┌─ SUPPLIED ENTRIES
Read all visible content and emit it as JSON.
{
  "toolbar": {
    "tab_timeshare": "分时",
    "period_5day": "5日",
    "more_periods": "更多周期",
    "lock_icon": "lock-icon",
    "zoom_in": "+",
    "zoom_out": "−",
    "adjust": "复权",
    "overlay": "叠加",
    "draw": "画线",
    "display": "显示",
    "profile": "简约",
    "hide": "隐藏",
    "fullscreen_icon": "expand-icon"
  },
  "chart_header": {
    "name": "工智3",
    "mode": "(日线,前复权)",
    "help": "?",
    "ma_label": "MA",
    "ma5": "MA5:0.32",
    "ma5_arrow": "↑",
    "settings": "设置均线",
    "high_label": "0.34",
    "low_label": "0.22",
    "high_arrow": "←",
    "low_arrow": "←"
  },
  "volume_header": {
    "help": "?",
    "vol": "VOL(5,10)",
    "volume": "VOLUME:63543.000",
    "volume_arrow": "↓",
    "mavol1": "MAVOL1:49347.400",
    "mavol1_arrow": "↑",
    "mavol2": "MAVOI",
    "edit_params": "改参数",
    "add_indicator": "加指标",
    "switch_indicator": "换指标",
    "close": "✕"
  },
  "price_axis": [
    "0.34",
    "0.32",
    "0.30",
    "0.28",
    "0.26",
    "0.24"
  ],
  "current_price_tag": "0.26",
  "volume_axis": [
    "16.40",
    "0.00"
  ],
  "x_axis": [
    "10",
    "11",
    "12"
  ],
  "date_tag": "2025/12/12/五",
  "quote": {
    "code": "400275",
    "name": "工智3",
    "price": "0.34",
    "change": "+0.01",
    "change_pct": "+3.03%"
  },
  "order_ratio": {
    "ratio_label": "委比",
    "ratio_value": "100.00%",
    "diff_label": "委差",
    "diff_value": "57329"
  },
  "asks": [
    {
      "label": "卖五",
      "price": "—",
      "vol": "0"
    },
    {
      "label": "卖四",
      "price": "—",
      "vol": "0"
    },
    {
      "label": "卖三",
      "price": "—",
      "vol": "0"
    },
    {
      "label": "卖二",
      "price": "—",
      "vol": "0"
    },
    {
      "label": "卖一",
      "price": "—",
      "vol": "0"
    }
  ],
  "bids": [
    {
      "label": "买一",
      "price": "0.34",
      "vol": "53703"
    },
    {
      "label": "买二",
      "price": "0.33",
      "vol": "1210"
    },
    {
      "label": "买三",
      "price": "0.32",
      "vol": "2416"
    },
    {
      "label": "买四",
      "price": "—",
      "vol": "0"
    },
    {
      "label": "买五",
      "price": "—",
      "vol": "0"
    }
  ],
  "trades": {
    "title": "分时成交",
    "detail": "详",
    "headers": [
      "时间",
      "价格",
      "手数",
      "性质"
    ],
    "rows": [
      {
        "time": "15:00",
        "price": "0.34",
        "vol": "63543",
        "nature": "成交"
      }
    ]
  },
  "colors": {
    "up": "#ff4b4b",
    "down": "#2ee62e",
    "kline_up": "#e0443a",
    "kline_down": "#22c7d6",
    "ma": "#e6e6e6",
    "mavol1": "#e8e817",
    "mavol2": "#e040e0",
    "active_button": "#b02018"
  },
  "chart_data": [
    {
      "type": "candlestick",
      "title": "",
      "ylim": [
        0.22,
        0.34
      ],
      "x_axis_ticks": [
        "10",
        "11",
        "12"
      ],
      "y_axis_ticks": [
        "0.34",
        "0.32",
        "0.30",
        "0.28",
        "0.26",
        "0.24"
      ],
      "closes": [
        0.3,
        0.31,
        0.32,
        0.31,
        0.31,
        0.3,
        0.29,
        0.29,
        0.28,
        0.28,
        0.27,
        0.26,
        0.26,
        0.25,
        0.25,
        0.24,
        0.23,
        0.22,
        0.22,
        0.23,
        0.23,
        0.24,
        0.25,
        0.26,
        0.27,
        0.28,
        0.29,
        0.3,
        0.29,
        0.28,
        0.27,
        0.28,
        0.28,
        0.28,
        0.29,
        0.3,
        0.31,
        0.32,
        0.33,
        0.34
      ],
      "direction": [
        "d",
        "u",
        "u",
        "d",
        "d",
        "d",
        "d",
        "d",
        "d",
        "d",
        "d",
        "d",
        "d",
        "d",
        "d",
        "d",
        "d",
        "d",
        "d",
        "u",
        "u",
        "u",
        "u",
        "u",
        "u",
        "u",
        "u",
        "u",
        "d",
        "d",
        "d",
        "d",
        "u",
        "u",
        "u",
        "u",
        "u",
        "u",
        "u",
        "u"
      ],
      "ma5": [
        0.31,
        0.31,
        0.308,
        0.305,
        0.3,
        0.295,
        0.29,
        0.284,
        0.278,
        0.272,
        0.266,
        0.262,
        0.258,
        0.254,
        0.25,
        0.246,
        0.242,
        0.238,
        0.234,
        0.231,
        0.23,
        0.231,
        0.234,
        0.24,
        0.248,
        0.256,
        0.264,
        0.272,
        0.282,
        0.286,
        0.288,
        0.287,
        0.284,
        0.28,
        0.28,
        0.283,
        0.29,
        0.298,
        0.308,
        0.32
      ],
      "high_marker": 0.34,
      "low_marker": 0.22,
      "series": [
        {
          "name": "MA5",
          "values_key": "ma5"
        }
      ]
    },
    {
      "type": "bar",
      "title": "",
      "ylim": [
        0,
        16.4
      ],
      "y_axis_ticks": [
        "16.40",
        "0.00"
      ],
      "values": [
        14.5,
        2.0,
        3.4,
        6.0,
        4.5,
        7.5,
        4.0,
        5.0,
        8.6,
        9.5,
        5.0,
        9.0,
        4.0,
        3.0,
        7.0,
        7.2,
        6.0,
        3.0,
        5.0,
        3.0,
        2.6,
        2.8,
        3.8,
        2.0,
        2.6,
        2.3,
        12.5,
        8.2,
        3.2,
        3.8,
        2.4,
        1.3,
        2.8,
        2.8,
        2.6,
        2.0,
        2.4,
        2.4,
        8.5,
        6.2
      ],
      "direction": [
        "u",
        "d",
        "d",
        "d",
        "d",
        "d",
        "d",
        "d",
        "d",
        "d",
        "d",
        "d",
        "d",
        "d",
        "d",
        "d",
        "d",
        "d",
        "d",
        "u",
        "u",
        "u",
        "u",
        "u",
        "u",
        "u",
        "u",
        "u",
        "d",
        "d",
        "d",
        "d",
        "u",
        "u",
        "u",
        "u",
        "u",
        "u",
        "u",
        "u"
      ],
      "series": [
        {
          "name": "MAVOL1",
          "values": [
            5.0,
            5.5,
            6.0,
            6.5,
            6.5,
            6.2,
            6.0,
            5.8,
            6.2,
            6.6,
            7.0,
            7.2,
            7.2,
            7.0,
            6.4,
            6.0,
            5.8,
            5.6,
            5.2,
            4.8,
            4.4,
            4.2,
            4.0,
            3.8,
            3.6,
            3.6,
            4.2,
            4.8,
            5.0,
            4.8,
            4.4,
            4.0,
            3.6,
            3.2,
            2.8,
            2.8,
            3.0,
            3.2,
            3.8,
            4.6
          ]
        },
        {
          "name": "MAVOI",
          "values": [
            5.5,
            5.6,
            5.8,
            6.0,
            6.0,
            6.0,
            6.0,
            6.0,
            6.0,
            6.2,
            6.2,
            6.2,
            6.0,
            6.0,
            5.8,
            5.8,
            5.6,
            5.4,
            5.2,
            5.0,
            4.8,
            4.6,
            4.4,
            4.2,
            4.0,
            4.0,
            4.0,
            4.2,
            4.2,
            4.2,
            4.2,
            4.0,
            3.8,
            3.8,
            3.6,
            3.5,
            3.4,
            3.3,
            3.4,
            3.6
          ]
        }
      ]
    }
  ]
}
└─
Quote each line above in full, word for word.

■ OUTPUT OF THE TASK
Read all visible content and emit it as JSON.
{
  "toolbar": {
    "tab_timeshare": "分时",
    "period_5day": "5日",
    "more_periods": "更多周期",
    "lock_icon": "lock-icon",
    "zoom_in": "+",
    "zoom_out": "−",
    "adjust": "复权",
    "overlay": "叠加",
    "draw": "画线",
    "display": "显示",
    "profile": "简约",
    "hide": "隐藏",
    "fullscreen_icon": "expand-icon"
  },
  "chart_header": {
    "name": "工智3",
    "mode": "(日线,前复权)",
    "help": "?",
    "ma_label": "MA",
    "ma5": "MA5:0.32",
    "ma5_arrow": "↑",
    "settings": "设置均线",
    "high_label": "0.34",
    "low_label": "0.22",
    "high_arrow": "←",
    "low_arrow": "←"
  },
  "volume_header": {
    "help": "?",
    "vol": "VOL(5,10)",
    "volume": "VOLUME:63543.000",
    "volume_arrow": "↓",
    "mavol1": "MAVOL1:49347.400",
    "mavol1_arrow": "↑",
    "mavol2": "MAVOI",
    "edit_params": "改参数",
    "add_indicator": "加指标",
    "switch_indicator": "换指标",
    "close": "✕"
  },
  "price_axis": [
    "0.34",
    "0.32",
    "0.30",
    "0.28",
    "0.26",
    "0.24"
  ],
  "current_price_tag": "0.26",
  "volume_axis": [
    "16.40",
    "0.00"
  ],
  "x_axis": [
    "10",
    "11",
    "12"
  ],
  "date_tag": "2025/12/12/五",
  "quote": {
    "code": "400275",
    "name": "工智3",
    "price": "0.34",
    "change": "+0.01",
    "change_pct": "+3.03%"
  },
  "order_ratio": {
    "ratio_label": "委比",
    "ratio_value": "100.00%",
    "diff_label": "委差",
    "diff_value": "57329"
  },
  "asks": [
    {
      "label": "卖五",
      "price": "—",
      "vol": "0"
    },
    {
      "label": "卖四",
      "price": "—",
      "vol": "0"
    },
    {
      "label": "卖三",
      "price": "—",
      "vol": "0"
    },
    {
      "label": "卖二",
      "price": "—",
      "vol": "0"
    },
    {
      "label": "卖一",
      "price": "—",
      "vol": "0"
    }
  ],
  "bids": [
    {
      "label": "买一",
      "price": "0.34",
      "vol": "53703"
    },
    {
      "label": "买二",
      "price": "0.33",
      "vol": "1210"
    },
    {
      "label": "买三",
      "price": "0.32",
      "vol": "2416"
    },
    {
      "label": "买四",
      "price": "—",
      "vol": "0"
    },
    {
      "label": "买五",
      "price": "—",
      "vol": "0"
    }
  ],
  "trades": {
    "title": "分时成交",
    "detail": "详",
    "headers": [
      "时间",
      "价格",
      "手数",
      "性质"
    ],
    "rows": [
      {
        "time": "15:00",
        "price": "0.34",
        "vol": "63543",
        "nature": "成交"
      }
    ]
  },
  "colors": {
    "up": "#ff4b4b",
    "down": "#2ee62e",
    "kline_up": "#e0443a",
    "kline_down": "#22c7d6",
    "ma": "#e6e6e6",
    "mavol1": "#e8e817",
    "mavol2": "#e040e0",
    "active_button": "#b02018"
  },
  "chart_data": [
    {
      "type": "candlestick",
      "title": "",
      "ylim": [
        0.22,
        0.34
      ],
      "x_axis_ticks": [
        "10",
        "11",
        "12"
      ],
      "y_axis_ticks": [
        "0.34",
        "0.32",
        "0.30",
        "0.28",
        "0.26",
        "0.24"
      ],
      "closes": [
        0.3,
        0.31,
        0.32,
        0.31,
        0.31,
        0.3,
        0.29,
        0.29,
        0.28,
        0.28,
        0.27,
        0.26,
        0.26,
        0.25,
        0.25,
        0.24,
        0.23,
        0.22,
        0.22,
        0.23,
        0.23,
        0.24,
        0.25,
        0.26,
        0.27,
        0.28,
        0.29,
        0.3,
        0.29,
        0.28,
        0.27,
        0.28,
        0.28,
        0.28,
        0.29,
        0.3,
        0.31,
        0.32,
        0.33,
        0.34
      ],
      "direction": [
        "d",
        "u",
        "u",
        "d",
        "d",
        "d",
        "d",
        "d",
        "d",
        "d",
        "d",
        "d",
        "d",
        "d",
        "d",
        "d",
        "d",
        "d",
        "d",
        "u",
        "u",
        "u",
        "u",
        "u",
        "u",
        "u",
        "u",
        "u",
        "d",
        "d",
        "d",
        "d",
        "u",
        "u",
        "u",
        "u",
        "u",
        "u",
        "u",
        "u"
      ],
      "ma5": [
        0.31,
        0.31,
        0.308,
        0.305,
        0.3,
        0.295,
        0.29,
        0.284,
        0.278,
        0.272,
        0.266,
        0.262,
        0.258,
        0.254,
        0.25,
        0.246,
        0.242,
        0.238,
        0.234,
        0.231,
        0.23,
        0.231,
        0.234,
        0.24,
        0.248,
        0.256,
        0.264,
        0.272,
        0.282,
        0.286,
        0.288,
        0.287,
        0.284,
        0.28,
        0.28,
        0.283,
        0.29,
        0.298,
        0.308,
        0.32
      ],
      "high_marker": 0.34,
      "low_marker": 0.22,
      "series": [
        {
          "name": "MA5",
          "values_key": "ma5"
        }
      ]
    },
    {
      "type": "bar",
      "title": "",
      "ylim": [
        0,
        16.4
      ],
      "y_axis_ticks": [
        "16.40",
        "0.00"
      ],
      "values": [
        14.5,
        2.0,
        3.4,
        6.0,
        4.5,
        7.5,
        4.0,
        5.0,
        8.6,
        9.5,
        5.0,
        9.0,
        4.0,
        3.0,
        7.0,
        7.2,
        6.0,
        3.0,
        5.0,
        3.0,
        2.6,
        2.8,
        3.8,
        2.0,
        2.6,
        2.3,
        12.5,
        8.2,
        3.2,
        3.8,
        2.4,
        1.3,
        2.8,
        2.8,
        2.6,
        2.0,
        2.4,
        2.4,
        8.5,
        6.2
      ],
      "direction": [
        "u",
        "d",
        "d",
        "d",
        "d",
        "d",
        "d",
        "d",
        "d",
        "d",
        "d",
        "d",
        "d",
        "d",
        "d",
        "d",
        "d",
        "d",
        "d",
        "u",
        "u",
        "u",
        "u",
        "u",
        "u",
        "u",
        "u",
        "u",
        "d",
        "d",
        "d",
        "d",
        "u",
        "u",
        "u",
        "u",
        "u",
        "u",
        "u",
        "u"
      ],
      "series": [
        {
          "name": "MAVOL1",
          "values": [
            5.0,
            5.5,
            6.0,
            6.5,
            6.5,
            6.2,
            6.0,
            5.8,
            6.2,
            6.6,
            7.0,
            7.2,
            7.2,
            7.0,
            6.4,
            6.0,
            5.8,
            5.6,
            5.2,
            4.8,
            4.4,
            4.2,
            4.0,
            3.8,
            3.6,
            3.6,
            4.2,
            4.8,
            5.0,
            4.8,
            4.4,
            4.0,
            3.6,
            3.2,
            2.8,
            2.8,
            3.0,
            3.2,
            3.8,
            4.6
          ]
        },
        {
          "name": "MAVOI",
          "values": [
            5.5,
            5.6,
            5.8,
            6.0,
            6.0,
            6.0,
            6.0,
            6.0,
            6.0,
            6.2,
            6.2,
            6.2,
            6.0,
            6.0,
            5.8,
            5.8,
            5.6,
            5.4,
            5.2,
            5.0,
            4.8,
            4.6,
            4.4,
            4.2,
            4.0,
            4.0,
            4.0,
            4.2,
            4.2,
            4.2,
            4.2,
            4.0,
            3.8,
            3.8,
            3.6,
            3.5,
            3.4,
            3.3,
            3.4,
            3.6
          ]
        }
      ]
    }
  ]
}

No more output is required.